17º- As fachadas da habitação apresentam acumulação de matéria vegetal, na pintura.

18º- Inexiste “pingadeira” nos elementos salientes, contribuindo para a degradação da pintura destes.

19º- É visível alguma fissuração nos elementos salientes, que formam varandas, nas fachadas sul e nascente, devido à fissuração existente ter características provenientes do assentamento ou rotação dos elementos que as apresentam, e,

20º- (…) verificam-se já fenómenos de capilaridade, provocando eflorescências junto ao rodapé, em virtude da falta de isolamento hídrico das paredes em relação ao solo ou aos pavimentos.

21º- Nos espaços envolventes da moradia, é manifesta a degradação da betumagem do revestimento cerâmico dos passeios,

22º- (...) onde se verifica uma concentração de água corrente proveniente dos tubos de queda, que desaguam directamente nos passeios, provocando a carbonatação rápida da betumagem.

23º- Existe a descarga directa das águas pluviais provenientes dos tubos de queda, no pavimento dos passeios, promovendo o alargamento dos passeios e provocando a deterioração do revestimento destes.

24º- Nos muros de vedação e suporte, a pintura destes encontra-se com mau aspecto e estão degradados.

25º- O muro a norte da moradia apresenta risco de ruína.

26º- A habitação referida em 1º, em virtude do supra referido, impede a sua utilização para o fim a que se destina.

27º- Os autores denunciaram aos réus os defeitos referidos supra logo nos trinta dias que se seguiram ao seu aparecimento, quer verbalmente, quer por escrito.

28º- (…) exigindo aos réus a sua eliminação e reparação.

29º- Na sequência, o 1º réu veio verificar a existência dos defeitos e inicialmente, em Agosto 2011, colocou todo o piso da planta do rés-do-chão, da habitação dos autores, que se levantou, em virtude da intensa humidade lá existente,

30º- (…) assim como, assentou todo o azulejo da casa de banho, do rés do chão da habitação dos autores, devido ao facto de o mesmo ter estalado e soar a oco, e alguns azulejos estavam descoladas da base.

31º- Em Dezembro de 2011 foram detectadas fortes infiltrações de água na garagem da habitação dos autores, pelo que, o autor efectuou aberturas na face inferior da lage da cobertura da casa, de forma a retirar a água existente.

● Tarefa curta 1: Como se resume em duas frases o texto sobre os defeitos da moradia?

● Linhas de dados:
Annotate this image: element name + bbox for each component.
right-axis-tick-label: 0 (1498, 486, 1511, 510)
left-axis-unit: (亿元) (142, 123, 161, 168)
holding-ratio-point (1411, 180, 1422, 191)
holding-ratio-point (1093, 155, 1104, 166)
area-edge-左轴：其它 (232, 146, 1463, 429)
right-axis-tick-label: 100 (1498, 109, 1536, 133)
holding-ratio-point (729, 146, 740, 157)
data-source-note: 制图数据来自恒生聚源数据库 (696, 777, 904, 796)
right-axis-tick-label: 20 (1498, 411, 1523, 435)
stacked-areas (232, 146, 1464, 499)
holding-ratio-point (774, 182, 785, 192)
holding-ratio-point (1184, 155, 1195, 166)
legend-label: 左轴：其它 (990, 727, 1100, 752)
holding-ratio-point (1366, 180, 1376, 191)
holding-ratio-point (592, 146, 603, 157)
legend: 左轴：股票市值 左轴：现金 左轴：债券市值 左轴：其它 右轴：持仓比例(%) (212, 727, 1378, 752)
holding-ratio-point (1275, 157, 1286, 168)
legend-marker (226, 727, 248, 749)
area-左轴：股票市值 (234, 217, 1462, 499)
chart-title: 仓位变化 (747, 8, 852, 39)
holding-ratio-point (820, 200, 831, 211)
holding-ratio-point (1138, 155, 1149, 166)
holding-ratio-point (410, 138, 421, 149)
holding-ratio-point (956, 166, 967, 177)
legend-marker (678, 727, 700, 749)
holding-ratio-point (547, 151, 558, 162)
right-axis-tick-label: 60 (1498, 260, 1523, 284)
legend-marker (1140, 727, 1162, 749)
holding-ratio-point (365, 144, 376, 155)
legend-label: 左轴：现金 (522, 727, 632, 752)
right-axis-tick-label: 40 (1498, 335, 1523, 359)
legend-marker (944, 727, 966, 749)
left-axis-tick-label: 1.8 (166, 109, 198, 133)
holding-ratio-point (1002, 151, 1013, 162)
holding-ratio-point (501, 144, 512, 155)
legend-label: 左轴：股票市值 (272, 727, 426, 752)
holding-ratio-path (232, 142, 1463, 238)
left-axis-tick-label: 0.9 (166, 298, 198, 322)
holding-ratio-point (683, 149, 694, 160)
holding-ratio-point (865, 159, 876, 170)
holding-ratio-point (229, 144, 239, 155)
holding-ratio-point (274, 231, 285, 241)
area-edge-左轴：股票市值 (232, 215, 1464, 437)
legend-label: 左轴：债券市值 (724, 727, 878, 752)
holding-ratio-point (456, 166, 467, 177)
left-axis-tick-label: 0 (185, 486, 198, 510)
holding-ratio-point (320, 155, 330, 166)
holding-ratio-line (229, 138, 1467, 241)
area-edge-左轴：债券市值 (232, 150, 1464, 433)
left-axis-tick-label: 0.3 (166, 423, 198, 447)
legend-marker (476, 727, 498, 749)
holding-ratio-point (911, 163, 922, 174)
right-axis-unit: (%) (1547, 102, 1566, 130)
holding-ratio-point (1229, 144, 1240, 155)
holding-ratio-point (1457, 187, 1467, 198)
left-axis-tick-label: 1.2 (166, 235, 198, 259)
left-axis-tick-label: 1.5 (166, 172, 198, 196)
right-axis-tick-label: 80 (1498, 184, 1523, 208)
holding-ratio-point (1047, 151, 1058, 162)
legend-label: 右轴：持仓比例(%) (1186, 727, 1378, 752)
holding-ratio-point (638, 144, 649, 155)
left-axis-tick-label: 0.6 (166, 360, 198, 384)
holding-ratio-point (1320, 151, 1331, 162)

● Tarefa curta 2: Cite exatamente as linhas dos registos, desde o início até à linha que contém "data-source-note: 制图数据来自恒生聚源数据库 (696, 777, 904, 796)", inclusive.

● Solução do exercício 1: A moradia apresenta vários defeitos: matéria vegetal e degradação da pintura nas fachadas, fissuração nos elementos salientes, capilaridade com eflorescências junto ao rodapé, degradação da betumagem dos passeios devido à descarga direta dos tubos de queda e muros degradados, estando o muro a norte em risco de ruína, o que impede a utilização da habitação para o fim a que se destina. Os autores denunciaram os defeitos aos réus e exigiram a sua reparação; o 1º réu colocou o piso do rés-do-chão e assentou o azulejo da casa de banho em agosto de 2011, e em dezembro de 2011 foram detetadas fortes infiltrações de água na garagem.

● Solução do exercício 2:
Annotate this image: element name + bbox for each component.
right-axis-tick-label: 0 (1498, 486, 1511, 510)
left-axis-unit: (亿元) (142, 123, 161, 168)
holding-ratio-point (1411, 180, 1422, 191)
holding-ratio-point (1093, 155, 1104, 166)
area-edge-左轴：其它 (232, 146, 1463, 429)
right-axis-tick-label: 100 (1498, 109, 1536, 133)
holding-ratio-point (729, 146, 740, 157)
data-source-note: 制图数据来自恒生聚源数据库 (696, 777, 904, 796)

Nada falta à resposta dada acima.